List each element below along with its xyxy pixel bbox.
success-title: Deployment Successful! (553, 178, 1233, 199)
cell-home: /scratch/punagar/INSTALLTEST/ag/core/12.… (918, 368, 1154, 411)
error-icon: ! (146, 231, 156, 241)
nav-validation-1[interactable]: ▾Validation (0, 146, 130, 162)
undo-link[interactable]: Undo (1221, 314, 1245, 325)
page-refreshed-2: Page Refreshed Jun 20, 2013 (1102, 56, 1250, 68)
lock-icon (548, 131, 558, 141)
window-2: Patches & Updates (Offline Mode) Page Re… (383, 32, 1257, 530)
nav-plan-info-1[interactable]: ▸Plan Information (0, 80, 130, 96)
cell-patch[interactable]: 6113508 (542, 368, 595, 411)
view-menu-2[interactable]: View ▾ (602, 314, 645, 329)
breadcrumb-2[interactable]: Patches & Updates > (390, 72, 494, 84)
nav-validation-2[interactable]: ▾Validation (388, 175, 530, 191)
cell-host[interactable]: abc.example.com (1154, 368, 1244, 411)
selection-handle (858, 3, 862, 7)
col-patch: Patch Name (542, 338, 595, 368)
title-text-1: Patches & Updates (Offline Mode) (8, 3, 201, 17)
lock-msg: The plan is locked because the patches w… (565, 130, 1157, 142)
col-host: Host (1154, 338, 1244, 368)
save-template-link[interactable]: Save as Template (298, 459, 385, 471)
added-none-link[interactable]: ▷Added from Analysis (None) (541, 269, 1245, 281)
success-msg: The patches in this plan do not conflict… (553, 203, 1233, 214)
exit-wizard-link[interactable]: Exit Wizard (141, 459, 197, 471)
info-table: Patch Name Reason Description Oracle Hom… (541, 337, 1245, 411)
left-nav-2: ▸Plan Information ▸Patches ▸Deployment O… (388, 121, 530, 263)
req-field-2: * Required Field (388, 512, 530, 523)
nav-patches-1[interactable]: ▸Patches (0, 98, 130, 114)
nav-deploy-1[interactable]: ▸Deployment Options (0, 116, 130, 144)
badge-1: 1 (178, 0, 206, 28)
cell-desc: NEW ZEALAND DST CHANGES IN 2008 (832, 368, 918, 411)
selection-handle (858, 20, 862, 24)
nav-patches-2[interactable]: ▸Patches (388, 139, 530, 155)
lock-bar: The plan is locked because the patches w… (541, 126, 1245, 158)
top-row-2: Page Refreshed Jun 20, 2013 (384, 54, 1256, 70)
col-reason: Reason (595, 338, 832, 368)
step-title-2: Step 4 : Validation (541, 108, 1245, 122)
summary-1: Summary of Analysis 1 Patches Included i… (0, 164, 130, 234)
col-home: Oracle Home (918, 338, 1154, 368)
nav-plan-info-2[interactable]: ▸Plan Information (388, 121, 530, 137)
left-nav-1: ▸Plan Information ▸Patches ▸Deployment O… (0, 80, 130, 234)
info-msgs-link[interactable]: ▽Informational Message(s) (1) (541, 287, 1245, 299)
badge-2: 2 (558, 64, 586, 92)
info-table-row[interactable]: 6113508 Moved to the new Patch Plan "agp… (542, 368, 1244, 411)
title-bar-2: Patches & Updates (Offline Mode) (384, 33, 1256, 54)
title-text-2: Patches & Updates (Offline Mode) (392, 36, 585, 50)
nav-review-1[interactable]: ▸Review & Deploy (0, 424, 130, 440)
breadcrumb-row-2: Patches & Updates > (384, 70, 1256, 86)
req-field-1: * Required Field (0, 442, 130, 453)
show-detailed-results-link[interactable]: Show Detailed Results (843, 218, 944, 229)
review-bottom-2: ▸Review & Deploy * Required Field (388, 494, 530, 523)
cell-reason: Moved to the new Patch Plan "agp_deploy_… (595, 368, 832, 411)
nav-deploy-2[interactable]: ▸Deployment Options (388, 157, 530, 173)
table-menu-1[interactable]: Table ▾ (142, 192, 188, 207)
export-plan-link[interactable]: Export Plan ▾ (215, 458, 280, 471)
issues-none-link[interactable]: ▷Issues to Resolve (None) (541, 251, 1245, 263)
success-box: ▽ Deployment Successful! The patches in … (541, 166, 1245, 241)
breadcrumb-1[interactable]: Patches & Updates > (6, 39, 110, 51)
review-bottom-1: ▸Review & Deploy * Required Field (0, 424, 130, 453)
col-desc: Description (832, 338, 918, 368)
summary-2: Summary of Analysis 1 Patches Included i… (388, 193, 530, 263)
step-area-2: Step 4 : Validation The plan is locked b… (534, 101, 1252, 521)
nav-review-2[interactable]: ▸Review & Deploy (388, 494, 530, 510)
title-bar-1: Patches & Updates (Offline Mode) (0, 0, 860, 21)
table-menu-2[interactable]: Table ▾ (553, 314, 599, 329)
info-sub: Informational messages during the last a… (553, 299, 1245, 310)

CHALLENGE: Please recast every line of the entries above as a Markdown table with two columns, Row for a running number and Text for the line itself, leaving out any blank lines.

CORRECT RESPONSE:
| Row | Text |
|---|---|
| 1 | List each element below along with its xyxy pixel bbox. |
| 2 | success-title: Deployment Successful! (553, 178, 1233, 199) |
| 3 | cell-home: /scratch/punagar/INSTALLTEST/ag/core/12.… (918, 368, 1154, 411) |
| 4 | error-icon: ! (146, 231, 156, 241) |
| 5 | nav-validation-1[interactable]: ▾Validation (0, 146, 130, 162) |
| 6 | undo-link[interactable]: Undo (1221, 314, 1245, 325) |
| 7 | page-refreshed-2: Page Refreshed Jun 20, 2013 (1102, 56, 1250, 68) |
| 8 | lock-icon (548, 131, 558, 141) |
| 9 | window-2: Patches & Updates (Offline Mode) Page Re… (383, 32, 1257, 530) |
| 10 | nav-plan-info-1[interactable]: ▸Plan Information (0, 80, 130, 96) |
| 11 | cell-patch[interactable]: 6113508 (542, 368, 595, 411) |
| 12 | view-menu-2[interactable]: View ▾ (602, 314, 645, 329) |
| 13 | breadcrumb-2[interactable]: Patches & Updates > (390, 72, 494, 84) |
| 14 | nav-validation-2[interactable]: ▾Validation (388, 175, 530, 191) |
| 15 | cell-host[interactable]: abc.example.com (1154, 368, 1244, 411) |
| 16 | selection-handle (858, 3, 862, 7) |
| 17 | col-patch: Patch Name (542, 338, 595, 368) |
| 18 | title-text-1: Patches & Updates (Offline Mode) (8, 3, 201, 17) |
| 19 | lock-msg: The plan is locked because the patches w… (565, 130, 1157, 142) |
| 20 | col-host: Host (1154, 338, 1244, 368) |
| 21 | save-template-link[interactable]: Save as Template (298, 459, 385, 471) |
| 22 | added-none-link[interactable]: ▷Added from Analysis (None) (541, 269, 1245, 281) |
| 23 | success-msg: The patches in this plan do not conflict… (553, 203, 1233, 214) |
| 24 | exit-wizard-link[interactable]: Exit Wizard (141, 459, 197, 471) |
| 25 | info-table: Patch Name Reason Description Oracle Hom… (541, 337, 1245, 411) |
| 26 | left-nav-2: ▸Plan Information ▸Patches ▸Deployment O… (388, 121, 530, 263) |
| 27 | req-field-2: * Required Field (388, 512, 530, 523) |
| 28 | nav-patches-1[interactable]: ▸Patches (0, 98, 130, 114) |
| 29 | nav-deploy-1[interactable]: ▸Deployment Options (0, 116, 130, 144) |
| 30 | badge-1: 1 (178, 0, 206, 28) |
| 31 | cell-desc: NEW ZEALAND DST CHANGES IN 2008 (832, 368, 918, 411) |
| 32 | selection-handle (858, 20, 862, 24) |
| 33 | nav-patches-2[interactable]: ▸Patches (388, 139, 530, 155) |
| 34 | lock-bar: The plan is locked because the patches w… (541, 126, 1245, 158) |
| 35 | top-row-2: Page Refreshed Jun 20, 2013 (384, 54, 1256, 70) |
| 36 | col-reason: Reason (595, 338, 832, 368) |
| 37 | step-title-2: Step 4 : Validation (541, 108, 1245, 122) |
| 38 | summary-1: Summary of Analysis 1 Patches Included i… (0, 164, 130, 234) |
| 39 | col-home: Oracle Home (918, 338, 1154, 368) |
| 40 | nav-plan-info-2[interactable]: ▸Plan Information (388, 121, 530, 137) |
| 41 | left-nav-1: ▸Plan Information ▸Patches ▸Deployment O… (0, 80, 130, 234) |
| 42 | info-msgs-link[interactable]: ▽Informational Message(s) (1) (541, 287, 1245, 299) |
| 43 | badge-2: 2 (558, 64, 586, 92) |
| 44 | info-table-row[interactable]: 6113508 Moved to the new Patch Plan "agp… (542, 368, 1244, 411) |
| 45 | title-bar-2: Patches & Updates (Offline Mode) (384, 33, 1256, 54) |
| 46 | title-text-2: Patches & Updates (Offline Mode) (392, 36, 585, 50) |
| 47 | nav-review-1[interactable]: ▸Review & Deploy (0, 424, 130, 440) |
| 48 | breadcrumb-row-2: Patches & Updates > (384, 70, 1256, 86) |
| 49 | req-field-1: * Required Field (0, 442, 130, 453) |
| 50 | show-detailed-results-link[interactable]: Show Detailed Results (843, 218, 944, 229) |
| 51 | review-bottom-2: ▸Review & Deploy * Required Field (388, 494, 530, 523) |
| 52 | cell-reason: Moved to the new Patch Plan "agp_deploy_… (595, 368, 832, 411) |
| 53 | nav-deploy-2[interactable]: ▸Deployment Options (388, 157, 530, 173) |
| 54 | table-menu-1[interactable]: Table ▾ (142, 192, 188, 207) |
| 55 | export-plan-link[interactable]: Export Plan ▾ (215, 458, 280, 471) |
| 56 | issues-none-link[interactable]: ▷Issues to Resolve (None) (541, 251, 1245, 263) |
| 57 | success-box: ▽ Deployment Successful! The patches in … (541, 166, 1245, 241) |
| 58 | breadcrumb-1[interactable]: Patches & Updates > (6, 39, 110, 51) |
| 59 | review-bottom-1: ▸Review & Deploy * Required Field (0, 424, 130, 453) |
| 60 | col-desc: Description (832, 338, 918, 368) |
| 61 | summary-2: Summary of Analysis 1 Patches Included i… (388, 193, 530, 263) |
| 62 | step-area-2: Step 4 : Validation The plan is locked b… (534, 101, 1252, 521) |
| 63 | nav-review-2[interactable]: ▸Review & Deploy (388, 494, 530, 510) |
| 64 | title-bar-1: Patches & Updates (Offline Mode) (0, 0, 860, 21) |
| 65 | table-menu-2[interactable]: Table ▾ (553, 314, 599, 329) |
| 66 | info-sub: Informational messages during the last a… (553, 299, 1245, 310) |